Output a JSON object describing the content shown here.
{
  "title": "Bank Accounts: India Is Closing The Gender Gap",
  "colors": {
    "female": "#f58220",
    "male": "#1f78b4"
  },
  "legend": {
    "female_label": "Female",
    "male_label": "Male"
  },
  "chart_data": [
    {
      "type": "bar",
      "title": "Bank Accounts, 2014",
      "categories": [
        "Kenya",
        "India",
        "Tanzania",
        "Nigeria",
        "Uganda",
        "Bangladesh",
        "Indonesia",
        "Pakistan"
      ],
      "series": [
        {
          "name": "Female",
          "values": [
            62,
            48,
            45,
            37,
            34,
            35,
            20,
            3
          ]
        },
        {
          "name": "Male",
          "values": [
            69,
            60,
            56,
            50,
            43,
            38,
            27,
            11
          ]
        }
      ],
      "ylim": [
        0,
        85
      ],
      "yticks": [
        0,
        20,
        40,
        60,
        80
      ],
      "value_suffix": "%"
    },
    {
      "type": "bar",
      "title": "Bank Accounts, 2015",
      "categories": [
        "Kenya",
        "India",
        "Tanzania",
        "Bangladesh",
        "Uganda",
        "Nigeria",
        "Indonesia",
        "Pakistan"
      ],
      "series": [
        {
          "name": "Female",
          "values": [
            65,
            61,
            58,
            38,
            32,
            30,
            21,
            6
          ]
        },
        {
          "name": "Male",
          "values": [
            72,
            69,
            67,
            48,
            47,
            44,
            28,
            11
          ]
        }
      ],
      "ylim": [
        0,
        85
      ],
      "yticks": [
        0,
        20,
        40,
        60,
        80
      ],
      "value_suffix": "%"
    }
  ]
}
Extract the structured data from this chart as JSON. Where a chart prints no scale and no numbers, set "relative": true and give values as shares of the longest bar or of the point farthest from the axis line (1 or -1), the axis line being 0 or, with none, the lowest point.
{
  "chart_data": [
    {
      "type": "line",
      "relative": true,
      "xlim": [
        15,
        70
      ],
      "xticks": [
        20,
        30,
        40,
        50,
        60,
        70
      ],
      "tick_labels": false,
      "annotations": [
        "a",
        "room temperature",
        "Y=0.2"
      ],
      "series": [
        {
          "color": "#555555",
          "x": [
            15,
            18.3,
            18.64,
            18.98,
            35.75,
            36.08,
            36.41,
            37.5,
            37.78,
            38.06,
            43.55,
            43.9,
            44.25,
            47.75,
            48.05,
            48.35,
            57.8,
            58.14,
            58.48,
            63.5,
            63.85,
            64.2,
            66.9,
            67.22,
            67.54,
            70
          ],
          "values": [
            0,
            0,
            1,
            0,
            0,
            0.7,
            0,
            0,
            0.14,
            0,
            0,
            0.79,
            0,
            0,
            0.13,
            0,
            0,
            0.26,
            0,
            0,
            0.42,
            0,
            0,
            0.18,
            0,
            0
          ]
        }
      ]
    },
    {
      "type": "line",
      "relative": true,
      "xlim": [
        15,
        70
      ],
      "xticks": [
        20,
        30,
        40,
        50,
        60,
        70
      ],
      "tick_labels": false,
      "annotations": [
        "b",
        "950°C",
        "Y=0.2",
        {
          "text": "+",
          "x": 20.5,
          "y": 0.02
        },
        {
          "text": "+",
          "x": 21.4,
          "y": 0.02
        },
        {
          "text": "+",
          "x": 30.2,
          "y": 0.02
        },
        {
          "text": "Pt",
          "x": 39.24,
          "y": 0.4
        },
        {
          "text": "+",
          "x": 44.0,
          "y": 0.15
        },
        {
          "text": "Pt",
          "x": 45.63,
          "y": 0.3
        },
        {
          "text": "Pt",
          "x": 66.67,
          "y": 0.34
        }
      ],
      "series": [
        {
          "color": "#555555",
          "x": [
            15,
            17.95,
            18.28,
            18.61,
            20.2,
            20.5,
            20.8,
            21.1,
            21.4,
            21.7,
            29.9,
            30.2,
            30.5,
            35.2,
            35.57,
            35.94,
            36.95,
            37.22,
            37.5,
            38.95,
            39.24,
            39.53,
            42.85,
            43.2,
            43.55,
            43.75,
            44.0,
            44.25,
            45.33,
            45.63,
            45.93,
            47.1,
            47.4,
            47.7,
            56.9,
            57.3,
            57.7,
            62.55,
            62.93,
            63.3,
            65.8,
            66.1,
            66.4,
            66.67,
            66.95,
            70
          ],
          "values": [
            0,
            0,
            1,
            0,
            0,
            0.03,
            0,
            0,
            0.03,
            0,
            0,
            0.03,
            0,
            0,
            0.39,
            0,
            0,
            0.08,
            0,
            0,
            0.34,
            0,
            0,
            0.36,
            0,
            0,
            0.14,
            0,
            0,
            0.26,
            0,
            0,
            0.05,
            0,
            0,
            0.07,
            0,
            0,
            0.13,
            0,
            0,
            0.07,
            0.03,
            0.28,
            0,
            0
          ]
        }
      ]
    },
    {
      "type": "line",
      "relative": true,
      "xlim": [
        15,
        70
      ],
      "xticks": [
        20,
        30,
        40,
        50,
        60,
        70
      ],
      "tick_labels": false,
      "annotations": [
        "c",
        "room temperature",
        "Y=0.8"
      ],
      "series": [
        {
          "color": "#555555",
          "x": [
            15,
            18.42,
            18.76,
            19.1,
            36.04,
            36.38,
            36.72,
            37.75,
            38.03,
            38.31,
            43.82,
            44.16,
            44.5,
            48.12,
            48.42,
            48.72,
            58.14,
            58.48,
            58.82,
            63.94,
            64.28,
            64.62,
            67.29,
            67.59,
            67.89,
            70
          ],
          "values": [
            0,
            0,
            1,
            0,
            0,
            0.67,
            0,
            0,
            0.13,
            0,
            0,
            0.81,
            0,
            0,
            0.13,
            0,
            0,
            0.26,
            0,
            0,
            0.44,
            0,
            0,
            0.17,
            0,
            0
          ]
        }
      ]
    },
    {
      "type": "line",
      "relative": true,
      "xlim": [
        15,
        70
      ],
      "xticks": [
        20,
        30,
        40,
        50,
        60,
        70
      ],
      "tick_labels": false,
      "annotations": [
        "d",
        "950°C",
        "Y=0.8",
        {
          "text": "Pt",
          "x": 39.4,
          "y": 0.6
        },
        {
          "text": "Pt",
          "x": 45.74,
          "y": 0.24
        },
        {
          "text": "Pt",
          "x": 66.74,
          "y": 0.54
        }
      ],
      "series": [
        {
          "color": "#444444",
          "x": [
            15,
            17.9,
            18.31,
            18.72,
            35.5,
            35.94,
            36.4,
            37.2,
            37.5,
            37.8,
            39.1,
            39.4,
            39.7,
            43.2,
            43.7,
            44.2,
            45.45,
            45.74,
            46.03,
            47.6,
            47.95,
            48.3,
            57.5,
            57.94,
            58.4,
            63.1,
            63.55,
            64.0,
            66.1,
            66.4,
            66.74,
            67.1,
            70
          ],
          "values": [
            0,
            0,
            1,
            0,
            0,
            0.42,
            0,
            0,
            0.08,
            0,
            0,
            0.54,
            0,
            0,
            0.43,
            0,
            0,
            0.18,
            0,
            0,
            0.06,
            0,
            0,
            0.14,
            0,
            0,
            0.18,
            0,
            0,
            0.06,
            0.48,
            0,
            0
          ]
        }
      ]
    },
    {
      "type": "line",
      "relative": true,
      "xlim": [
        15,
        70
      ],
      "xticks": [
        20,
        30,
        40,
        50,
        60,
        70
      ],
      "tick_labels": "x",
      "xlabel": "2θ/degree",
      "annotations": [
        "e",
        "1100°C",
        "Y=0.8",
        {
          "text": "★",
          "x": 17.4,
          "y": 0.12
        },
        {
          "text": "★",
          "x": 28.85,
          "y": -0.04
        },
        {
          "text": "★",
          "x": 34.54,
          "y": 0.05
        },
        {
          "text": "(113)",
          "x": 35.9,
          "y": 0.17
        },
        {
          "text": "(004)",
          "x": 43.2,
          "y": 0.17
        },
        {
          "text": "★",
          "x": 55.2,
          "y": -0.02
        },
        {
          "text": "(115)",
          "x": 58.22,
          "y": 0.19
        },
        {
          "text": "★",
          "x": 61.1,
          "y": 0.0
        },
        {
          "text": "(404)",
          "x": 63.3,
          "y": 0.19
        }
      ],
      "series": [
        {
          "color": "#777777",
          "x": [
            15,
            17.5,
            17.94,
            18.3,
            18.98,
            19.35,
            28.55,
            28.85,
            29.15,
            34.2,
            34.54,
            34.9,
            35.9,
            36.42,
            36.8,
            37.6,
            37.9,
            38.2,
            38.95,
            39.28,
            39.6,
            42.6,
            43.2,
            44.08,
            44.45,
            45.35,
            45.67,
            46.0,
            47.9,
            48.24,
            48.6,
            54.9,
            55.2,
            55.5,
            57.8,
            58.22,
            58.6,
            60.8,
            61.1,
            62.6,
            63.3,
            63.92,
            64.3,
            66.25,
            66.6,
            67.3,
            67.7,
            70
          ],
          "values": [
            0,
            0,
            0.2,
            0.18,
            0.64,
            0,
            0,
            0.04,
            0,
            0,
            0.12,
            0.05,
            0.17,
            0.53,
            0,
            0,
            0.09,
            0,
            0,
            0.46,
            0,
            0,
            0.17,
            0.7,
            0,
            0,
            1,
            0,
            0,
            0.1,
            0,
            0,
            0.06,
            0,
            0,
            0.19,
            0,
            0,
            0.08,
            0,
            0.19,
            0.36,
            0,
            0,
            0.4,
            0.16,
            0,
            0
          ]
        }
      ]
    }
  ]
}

WORK TO COMPLETE — Search the lines above for the string "JSON", then show every one that has it.

OUTPUT —
Output a JSON object describing the content shown here.
Extract the structured data from this chart as JSON. Where a chart prints no scale and no numbers, set "relative": true and give values as shares of the longest bar or of the point farthest from the axis line (1 or -1), the axis line being 0 or, with none, the lowest point.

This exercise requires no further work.